▸ **EXERCISE INSTRUCTIONS**:
Return the count of lines that hold the string "Architekten", with no other words.

▸ **STORED ROWS**:
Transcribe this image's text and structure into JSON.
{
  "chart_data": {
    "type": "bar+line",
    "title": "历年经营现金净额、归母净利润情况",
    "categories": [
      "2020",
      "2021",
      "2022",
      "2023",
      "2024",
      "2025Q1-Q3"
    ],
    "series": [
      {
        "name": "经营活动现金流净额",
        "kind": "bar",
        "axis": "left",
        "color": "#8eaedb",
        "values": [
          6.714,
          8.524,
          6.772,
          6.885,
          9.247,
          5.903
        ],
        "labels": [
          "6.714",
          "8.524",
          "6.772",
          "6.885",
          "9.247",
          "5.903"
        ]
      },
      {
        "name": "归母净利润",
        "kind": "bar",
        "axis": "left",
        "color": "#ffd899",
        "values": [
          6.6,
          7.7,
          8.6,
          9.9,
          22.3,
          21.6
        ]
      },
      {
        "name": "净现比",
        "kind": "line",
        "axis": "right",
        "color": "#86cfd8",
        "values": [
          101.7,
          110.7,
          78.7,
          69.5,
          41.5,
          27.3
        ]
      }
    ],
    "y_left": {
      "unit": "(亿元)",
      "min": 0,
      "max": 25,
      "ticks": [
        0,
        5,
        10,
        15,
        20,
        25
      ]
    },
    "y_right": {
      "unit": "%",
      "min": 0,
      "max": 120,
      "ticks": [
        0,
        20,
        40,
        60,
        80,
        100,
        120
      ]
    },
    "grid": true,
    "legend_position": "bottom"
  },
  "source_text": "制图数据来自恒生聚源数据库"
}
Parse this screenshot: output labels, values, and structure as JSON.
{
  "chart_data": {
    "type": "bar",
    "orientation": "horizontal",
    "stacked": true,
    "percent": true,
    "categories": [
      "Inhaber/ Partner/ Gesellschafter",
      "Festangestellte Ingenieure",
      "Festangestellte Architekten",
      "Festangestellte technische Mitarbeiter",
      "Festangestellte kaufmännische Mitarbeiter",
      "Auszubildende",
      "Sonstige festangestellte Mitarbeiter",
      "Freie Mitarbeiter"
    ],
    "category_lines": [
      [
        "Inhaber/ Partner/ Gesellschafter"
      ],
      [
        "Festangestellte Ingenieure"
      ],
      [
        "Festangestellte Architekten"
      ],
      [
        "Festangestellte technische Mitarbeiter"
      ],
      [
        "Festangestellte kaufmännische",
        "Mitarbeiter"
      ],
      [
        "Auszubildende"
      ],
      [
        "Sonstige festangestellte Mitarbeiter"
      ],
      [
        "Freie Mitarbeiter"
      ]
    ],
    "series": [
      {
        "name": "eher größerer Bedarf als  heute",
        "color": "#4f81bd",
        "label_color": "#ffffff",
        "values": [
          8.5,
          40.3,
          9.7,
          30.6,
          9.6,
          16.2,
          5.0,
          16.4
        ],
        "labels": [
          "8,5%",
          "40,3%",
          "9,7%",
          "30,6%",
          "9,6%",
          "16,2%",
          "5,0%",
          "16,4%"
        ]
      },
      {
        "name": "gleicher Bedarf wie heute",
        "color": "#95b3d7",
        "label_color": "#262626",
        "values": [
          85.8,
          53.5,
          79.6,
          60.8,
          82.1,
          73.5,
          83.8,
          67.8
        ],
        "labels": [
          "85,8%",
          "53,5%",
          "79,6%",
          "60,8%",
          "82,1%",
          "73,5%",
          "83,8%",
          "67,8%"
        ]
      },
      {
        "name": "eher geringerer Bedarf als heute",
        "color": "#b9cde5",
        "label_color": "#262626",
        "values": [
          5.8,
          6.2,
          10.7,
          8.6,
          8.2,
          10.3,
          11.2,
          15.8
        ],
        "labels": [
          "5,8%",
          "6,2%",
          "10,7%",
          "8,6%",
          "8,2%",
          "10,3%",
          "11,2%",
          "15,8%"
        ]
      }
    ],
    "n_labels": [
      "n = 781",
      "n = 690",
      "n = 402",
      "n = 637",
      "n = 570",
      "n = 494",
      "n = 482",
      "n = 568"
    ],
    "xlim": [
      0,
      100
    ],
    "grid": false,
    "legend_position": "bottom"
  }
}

▸ **OUTPUT**:
2